## Exercise goal
Copy every line from the material below that holds "JSON".

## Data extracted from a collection
┌────────
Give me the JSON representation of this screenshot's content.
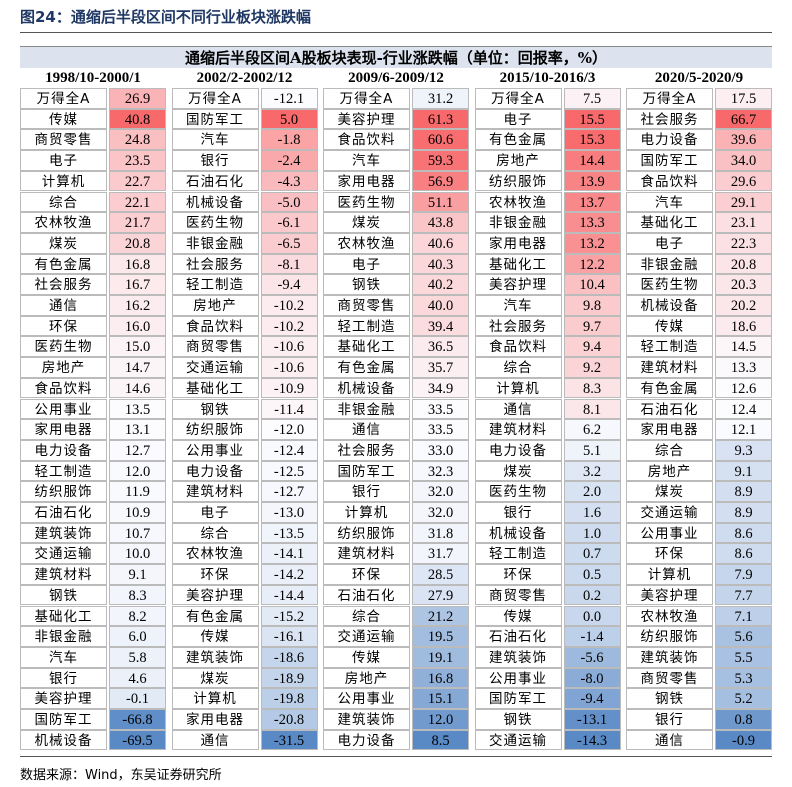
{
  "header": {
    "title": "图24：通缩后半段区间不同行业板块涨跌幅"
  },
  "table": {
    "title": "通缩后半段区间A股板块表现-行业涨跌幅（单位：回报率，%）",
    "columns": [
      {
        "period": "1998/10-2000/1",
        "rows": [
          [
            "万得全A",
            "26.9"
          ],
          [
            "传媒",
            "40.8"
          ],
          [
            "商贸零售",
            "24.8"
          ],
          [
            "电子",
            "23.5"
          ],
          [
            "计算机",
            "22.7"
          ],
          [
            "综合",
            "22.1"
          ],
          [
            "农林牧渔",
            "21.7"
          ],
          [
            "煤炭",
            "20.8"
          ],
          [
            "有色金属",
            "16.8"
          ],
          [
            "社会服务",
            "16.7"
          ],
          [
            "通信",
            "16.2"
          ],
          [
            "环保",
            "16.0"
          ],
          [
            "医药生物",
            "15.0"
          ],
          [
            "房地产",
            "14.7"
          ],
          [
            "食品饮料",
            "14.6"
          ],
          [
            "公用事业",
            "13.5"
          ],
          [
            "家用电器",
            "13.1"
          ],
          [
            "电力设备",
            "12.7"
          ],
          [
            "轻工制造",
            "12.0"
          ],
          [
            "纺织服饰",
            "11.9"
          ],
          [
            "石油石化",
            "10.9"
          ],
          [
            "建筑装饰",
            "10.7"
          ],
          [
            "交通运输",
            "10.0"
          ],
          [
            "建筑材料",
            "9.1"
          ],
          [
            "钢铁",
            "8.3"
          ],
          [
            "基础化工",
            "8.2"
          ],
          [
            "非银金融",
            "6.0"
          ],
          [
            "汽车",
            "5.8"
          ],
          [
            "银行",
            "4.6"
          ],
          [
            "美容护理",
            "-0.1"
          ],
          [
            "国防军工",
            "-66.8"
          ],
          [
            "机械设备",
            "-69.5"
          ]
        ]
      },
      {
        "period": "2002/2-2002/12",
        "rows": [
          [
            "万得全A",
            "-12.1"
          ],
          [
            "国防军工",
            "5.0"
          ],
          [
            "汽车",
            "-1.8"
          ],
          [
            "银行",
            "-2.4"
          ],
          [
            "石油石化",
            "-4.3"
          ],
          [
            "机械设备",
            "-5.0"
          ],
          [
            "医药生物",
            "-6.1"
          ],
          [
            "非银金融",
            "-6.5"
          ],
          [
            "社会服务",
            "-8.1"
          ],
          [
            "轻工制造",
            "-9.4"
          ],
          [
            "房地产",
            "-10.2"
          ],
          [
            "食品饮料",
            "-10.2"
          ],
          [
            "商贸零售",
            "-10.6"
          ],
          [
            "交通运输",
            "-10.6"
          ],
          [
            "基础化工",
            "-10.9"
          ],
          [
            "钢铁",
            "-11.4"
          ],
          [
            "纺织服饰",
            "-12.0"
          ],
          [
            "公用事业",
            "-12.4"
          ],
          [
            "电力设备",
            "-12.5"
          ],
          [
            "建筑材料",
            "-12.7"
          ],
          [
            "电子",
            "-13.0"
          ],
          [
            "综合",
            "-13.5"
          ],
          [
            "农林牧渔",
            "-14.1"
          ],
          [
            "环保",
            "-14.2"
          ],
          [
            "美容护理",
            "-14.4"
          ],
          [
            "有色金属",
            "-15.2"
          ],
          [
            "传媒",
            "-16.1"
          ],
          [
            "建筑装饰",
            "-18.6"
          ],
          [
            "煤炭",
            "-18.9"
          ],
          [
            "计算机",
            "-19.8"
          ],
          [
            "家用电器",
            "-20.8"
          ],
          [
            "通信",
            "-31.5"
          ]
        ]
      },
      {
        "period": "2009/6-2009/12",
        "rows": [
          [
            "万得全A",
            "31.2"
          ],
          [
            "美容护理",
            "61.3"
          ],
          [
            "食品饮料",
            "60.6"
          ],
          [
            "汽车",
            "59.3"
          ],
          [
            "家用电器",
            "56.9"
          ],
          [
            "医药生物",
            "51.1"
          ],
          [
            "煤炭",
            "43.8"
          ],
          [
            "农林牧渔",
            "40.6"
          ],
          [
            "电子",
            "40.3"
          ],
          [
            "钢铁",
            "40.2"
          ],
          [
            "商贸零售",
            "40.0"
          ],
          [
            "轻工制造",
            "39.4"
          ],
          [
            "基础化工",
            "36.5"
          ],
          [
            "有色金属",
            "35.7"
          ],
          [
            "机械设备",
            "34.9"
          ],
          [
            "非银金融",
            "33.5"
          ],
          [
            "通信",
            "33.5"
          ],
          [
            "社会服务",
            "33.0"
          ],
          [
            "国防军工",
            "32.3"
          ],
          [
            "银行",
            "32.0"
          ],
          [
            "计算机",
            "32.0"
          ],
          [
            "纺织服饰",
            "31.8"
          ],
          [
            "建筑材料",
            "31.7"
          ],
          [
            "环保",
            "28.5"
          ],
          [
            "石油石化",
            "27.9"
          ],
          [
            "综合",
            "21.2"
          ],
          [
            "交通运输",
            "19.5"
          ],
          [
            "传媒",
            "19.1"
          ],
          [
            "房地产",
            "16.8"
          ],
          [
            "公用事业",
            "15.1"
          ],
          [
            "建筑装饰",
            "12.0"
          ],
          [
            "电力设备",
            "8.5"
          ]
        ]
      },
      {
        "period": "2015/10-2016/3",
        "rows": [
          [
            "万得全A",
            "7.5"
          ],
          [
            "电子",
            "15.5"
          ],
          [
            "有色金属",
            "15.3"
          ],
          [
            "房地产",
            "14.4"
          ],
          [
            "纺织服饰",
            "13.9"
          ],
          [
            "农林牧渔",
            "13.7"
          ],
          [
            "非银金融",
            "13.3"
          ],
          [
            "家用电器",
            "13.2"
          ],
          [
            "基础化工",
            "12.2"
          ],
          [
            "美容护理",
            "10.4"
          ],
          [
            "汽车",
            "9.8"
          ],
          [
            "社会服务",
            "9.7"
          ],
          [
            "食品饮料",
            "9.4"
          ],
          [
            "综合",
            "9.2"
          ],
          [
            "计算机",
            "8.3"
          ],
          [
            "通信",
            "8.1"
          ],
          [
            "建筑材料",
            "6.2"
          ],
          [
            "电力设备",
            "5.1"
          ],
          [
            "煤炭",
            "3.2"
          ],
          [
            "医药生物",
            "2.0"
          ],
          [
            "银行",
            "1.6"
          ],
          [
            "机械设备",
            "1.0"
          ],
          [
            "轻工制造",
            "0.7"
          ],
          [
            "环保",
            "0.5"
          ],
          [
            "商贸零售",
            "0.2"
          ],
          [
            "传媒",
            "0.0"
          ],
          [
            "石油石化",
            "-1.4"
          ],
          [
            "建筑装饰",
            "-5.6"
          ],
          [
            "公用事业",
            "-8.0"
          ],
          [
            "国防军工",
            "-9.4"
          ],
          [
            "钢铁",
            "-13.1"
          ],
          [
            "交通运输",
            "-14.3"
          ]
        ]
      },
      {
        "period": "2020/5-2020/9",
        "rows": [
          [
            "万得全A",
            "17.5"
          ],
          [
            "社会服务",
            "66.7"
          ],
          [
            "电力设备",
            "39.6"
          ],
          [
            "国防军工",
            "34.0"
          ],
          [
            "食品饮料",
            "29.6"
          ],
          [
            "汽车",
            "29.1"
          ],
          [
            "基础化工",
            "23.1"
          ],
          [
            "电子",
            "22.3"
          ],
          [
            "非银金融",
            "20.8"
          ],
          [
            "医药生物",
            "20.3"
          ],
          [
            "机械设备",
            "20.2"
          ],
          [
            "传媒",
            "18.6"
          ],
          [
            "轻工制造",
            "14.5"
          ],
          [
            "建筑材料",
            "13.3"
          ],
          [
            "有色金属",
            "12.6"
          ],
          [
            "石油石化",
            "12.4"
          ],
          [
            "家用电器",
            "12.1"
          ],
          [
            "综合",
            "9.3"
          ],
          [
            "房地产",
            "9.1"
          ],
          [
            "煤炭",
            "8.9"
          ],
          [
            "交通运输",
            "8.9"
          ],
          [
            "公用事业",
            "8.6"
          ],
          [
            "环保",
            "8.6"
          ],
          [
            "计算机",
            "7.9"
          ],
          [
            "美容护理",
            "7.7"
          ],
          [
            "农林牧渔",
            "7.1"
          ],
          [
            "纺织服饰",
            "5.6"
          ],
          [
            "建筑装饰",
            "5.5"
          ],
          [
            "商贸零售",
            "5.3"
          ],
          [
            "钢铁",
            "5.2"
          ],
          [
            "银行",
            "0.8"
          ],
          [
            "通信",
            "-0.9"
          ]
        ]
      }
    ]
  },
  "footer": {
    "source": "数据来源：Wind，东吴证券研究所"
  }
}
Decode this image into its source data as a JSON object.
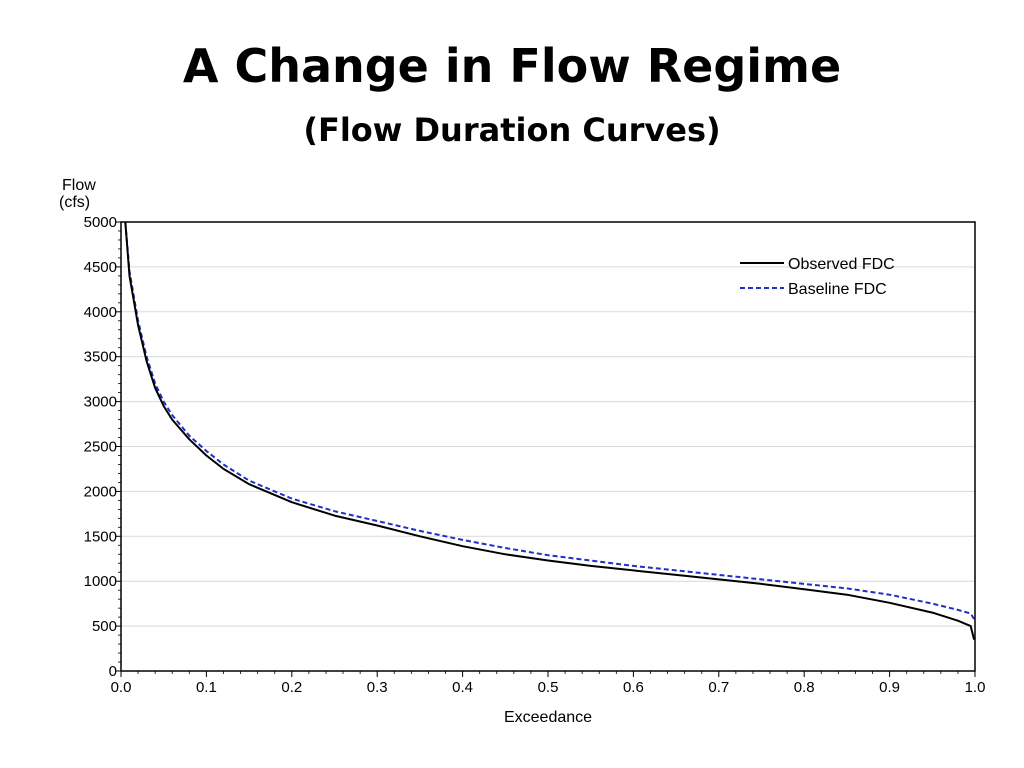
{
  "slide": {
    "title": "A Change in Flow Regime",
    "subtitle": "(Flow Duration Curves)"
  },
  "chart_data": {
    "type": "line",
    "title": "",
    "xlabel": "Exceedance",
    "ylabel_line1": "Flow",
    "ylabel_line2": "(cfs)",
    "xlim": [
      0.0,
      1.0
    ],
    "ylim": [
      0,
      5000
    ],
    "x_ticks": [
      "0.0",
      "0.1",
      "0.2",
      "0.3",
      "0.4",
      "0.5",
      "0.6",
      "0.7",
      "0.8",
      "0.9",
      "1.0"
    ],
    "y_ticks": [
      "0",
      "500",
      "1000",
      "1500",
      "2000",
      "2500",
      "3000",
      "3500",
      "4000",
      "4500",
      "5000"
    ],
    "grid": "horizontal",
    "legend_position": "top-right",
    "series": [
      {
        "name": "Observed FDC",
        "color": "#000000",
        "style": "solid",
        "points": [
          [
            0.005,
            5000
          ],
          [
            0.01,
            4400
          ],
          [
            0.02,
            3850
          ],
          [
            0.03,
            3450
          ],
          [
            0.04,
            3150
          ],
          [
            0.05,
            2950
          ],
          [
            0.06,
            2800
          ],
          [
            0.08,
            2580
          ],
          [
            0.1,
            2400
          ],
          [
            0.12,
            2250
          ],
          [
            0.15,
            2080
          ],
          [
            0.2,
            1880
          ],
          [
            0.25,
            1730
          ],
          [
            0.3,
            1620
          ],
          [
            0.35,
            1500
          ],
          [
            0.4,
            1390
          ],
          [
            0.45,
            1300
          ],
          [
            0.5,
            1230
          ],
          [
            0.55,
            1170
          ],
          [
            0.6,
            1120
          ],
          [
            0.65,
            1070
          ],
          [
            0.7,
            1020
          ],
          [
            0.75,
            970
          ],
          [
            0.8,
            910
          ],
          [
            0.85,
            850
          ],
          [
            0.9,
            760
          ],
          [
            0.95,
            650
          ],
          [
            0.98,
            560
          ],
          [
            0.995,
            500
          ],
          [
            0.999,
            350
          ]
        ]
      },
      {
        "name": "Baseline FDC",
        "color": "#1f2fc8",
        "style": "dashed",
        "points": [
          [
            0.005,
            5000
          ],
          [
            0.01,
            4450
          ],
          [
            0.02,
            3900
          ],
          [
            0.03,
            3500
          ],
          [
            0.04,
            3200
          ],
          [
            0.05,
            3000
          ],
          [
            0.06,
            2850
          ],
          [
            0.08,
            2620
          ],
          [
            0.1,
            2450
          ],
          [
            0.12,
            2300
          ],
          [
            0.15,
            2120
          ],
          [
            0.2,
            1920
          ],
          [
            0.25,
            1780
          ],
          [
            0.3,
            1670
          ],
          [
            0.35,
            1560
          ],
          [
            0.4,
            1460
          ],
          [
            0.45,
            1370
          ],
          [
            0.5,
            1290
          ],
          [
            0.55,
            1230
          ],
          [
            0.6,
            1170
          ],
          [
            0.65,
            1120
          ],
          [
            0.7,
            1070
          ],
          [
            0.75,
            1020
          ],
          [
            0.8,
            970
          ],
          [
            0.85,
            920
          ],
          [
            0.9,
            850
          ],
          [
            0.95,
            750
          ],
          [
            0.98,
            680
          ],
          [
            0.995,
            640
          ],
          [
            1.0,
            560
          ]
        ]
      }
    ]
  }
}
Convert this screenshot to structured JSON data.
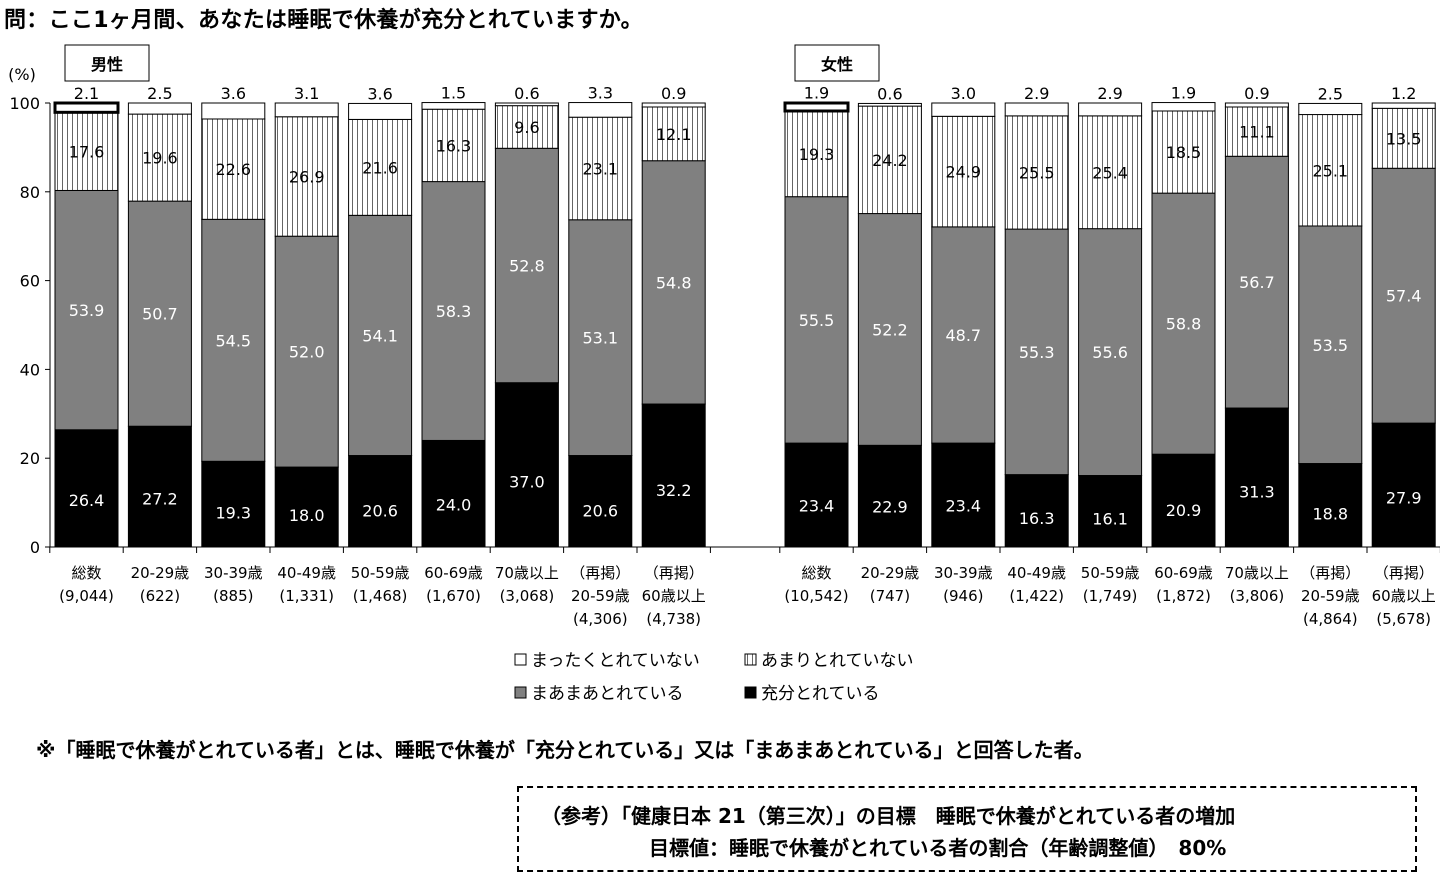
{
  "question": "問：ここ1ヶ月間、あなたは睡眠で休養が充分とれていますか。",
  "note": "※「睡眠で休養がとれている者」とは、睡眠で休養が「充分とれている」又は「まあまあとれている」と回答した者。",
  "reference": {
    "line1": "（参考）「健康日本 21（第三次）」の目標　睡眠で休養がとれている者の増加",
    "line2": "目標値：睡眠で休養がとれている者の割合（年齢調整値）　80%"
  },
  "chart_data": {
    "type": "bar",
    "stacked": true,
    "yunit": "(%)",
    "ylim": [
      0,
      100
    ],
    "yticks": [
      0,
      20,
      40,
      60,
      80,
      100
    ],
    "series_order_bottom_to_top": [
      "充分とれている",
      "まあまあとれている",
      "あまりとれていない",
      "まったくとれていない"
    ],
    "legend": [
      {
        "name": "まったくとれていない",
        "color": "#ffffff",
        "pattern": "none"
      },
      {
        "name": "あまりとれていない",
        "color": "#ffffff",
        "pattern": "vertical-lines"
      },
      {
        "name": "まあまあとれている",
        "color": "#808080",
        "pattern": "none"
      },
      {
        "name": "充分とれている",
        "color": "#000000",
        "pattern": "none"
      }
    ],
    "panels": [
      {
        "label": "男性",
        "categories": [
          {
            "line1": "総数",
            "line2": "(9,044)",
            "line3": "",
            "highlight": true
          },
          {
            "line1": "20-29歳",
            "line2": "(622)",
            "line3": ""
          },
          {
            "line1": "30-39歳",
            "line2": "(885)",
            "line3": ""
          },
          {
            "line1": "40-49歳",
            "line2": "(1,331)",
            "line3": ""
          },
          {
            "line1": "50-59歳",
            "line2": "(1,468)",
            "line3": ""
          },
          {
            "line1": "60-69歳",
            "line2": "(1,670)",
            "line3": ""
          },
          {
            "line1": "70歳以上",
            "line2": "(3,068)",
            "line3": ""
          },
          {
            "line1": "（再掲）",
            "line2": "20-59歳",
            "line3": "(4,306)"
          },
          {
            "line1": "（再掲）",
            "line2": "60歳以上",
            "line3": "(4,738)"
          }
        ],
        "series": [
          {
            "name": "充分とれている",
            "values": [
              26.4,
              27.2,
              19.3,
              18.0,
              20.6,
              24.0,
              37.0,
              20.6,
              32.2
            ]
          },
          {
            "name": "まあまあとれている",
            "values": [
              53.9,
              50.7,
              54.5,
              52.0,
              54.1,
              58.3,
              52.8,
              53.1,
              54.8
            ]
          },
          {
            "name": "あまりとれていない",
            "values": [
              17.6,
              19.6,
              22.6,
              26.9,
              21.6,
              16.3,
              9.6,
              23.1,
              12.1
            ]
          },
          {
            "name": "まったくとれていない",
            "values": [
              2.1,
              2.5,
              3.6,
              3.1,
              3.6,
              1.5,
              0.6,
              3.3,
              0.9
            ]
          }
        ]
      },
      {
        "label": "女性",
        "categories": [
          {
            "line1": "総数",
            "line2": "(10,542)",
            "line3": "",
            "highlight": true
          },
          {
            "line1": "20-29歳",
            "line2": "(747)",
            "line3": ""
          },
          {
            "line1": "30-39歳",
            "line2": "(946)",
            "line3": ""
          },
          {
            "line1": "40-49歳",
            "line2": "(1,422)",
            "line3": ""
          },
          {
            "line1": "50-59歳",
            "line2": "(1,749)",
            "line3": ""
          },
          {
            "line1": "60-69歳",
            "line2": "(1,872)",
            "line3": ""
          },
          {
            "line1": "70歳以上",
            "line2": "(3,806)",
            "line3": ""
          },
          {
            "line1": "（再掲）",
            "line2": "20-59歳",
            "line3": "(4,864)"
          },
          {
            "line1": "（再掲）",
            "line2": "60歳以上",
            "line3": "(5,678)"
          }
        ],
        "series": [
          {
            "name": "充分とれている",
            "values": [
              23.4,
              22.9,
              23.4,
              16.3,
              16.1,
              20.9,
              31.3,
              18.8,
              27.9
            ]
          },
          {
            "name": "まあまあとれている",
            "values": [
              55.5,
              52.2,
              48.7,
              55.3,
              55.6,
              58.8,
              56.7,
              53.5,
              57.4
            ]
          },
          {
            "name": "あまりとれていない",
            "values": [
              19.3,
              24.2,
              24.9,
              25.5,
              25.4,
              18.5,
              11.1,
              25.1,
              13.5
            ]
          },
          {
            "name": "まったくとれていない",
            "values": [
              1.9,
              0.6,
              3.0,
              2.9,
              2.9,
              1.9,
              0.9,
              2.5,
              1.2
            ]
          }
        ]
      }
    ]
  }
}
└────────
## Answer to the problem
Give me the JSON representation of this screenshot's content.
Decode this image into its source data as a JSON object.
Convert this screenshot to structured JSON data.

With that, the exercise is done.